Rows from a figure dataset
****
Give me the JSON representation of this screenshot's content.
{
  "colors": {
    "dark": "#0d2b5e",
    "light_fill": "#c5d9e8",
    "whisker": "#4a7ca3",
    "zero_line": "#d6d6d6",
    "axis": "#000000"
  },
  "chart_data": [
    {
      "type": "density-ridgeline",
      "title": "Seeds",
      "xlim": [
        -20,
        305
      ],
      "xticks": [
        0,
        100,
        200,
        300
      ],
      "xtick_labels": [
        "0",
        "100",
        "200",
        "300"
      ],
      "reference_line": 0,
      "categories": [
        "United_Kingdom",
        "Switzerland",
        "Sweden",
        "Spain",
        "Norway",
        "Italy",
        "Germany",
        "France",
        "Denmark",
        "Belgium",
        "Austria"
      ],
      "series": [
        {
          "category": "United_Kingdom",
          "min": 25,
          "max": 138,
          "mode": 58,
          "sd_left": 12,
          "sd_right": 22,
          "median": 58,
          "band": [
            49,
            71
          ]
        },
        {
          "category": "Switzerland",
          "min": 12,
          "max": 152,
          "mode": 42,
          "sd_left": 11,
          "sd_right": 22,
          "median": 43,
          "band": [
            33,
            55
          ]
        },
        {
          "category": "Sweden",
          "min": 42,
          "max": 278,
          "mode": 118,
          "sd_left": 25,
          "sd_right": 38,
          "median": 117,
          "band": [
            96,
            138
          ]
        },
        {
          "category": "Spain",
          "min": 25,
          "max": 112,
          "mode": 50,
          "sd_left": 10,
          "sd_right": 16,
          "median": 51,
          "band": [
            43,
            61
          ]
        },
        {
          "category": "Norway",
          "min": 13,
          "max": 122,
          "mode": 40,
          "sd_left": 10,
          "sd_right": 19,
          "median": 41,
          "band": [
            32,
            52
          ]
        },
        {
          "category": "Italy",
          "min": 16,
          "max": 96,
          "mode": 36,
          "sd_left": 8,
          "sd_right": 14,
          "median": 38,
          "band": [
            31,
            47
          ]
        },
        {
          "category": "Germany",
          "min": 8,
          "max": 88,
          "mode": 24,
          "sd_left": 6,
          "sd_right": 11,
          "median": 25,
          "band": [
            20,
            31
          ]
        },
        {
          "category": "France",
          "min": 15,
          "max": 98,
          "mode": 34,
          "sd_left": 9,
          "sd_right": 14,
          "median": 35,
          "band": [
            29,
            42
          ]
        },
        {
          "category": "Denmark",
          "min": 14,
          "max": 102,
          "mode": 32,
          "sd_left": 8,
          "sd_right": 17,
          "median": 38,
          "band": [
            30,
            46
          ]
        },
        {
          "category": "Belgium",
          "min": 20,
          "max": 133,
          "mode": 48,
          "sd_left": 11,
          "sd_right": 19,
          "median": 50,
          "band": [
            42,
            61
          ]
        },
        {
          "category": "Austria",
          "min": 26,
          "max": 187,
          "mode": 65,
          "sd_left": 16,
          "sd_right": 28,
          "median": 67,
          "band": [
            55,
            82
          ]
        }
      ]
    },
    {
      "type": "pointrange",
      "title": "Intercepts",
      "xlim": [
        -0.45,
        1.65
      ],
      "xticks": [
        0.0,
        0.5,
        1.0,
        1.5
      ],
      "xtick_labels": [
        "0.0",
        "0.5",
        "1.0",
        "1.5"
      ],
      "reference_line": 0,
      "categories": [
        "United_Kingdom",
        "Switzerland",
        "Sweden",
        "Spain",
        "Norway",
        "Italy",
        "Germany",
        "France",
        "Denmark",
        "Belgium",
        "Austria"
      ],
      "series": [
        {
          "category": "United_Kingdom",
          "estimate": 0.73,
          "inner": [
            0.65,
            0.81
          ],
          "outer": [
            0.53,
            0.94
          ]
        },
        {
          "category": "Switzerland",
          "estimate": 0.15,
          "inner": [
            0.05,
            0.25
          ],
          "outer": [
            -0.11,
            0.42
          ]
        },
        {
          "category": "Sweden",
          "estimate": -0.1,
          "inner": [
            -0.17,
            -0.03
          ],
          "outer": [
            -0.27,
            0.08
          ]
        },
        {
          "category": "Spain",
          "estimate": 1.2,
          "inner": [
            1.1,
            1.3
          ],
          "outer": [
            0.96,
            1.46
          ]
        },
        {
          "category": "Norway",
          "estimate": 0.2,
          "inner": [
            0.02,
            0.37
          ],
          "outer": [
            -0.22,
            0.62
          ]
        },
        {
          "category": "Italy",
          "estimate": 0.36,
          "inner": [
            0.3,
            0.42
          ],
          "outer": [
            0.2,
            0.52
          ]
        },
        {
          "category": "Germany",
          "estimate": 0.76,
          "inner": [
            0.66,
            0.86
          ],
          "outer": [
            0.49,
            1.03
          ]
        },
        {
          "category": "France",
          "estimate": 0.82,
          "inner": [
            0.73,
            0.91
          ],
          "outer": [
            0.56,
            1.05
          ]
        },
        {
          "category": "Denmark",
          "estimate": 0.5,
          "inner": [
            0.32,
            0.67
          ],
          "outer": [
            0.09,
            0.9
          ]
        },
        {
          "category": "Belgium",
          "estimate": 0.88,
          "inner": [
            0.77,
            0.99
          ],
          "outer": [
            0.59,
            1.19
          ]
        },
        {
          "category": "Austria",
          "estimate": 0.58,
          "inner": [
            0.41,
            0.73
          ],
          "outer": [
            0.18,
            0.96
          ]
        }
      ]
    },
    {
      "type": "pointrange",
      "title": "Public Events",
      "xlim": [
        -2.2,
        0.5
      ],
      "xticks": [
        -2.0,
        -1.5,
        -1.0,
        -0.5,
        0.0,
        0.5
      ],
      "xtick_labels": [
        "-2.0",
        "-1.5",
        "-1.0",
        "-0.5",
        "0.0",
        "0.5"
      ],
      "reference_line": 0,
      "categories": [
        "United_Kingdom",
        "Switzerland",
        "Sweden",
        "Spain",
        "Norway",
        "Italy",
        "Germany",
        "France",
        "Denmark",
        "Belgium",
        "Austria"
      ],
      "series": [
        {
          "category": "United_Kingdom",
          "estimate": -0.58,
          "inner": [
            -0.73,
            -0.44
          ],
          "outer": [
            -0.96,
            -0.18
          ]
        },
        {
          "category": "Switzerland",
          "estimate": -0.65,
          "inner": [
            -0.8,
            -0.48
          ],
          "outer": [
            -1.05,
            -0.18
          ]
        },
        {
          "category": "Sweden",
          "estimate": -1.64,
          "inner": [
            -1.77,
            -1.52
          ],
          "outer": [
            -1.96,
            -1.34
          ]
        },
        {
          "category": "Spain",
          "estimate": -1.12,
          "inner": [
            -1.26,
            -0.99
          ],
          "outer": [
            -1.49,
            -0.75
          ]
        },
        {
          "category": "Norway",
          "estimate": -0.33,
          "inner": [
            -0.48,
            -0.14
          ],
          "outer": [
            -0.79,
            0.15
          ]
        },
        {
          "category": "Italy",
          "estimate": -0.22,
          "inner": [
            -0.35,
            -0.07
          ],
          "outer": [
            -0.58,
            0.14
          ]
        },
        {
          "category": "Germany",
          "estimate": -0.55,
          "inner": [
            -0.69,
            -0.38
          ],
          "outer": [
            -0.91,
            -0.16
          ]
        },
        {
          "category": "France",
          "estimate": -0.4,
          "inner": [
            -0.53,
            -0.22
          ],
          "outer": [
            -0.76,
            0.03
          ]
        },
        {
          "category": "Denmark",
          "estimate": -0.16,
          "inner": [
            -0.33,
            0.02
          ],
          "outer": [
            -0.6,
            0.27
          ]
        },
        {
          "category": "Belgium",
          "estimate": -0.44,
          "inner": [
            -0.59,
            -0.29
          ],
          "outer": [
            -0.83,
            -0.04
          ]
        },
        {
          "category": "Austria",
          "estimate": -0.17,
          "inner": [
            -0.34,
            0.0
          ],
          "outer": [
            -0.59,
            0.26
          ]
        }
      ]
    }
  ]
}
****
_Set task:_ Gather from the records above every line containing the string "mode".

_Response:_
          "mode": 58,
          "mode": 42,
          "mode": 118,
          "mode": 50,
          "mode": 40,
          "mode": 36,
          "mode": 24,
          "mode": 34,
          "mode": 32,
          "mode": 48,
          "mode": 65,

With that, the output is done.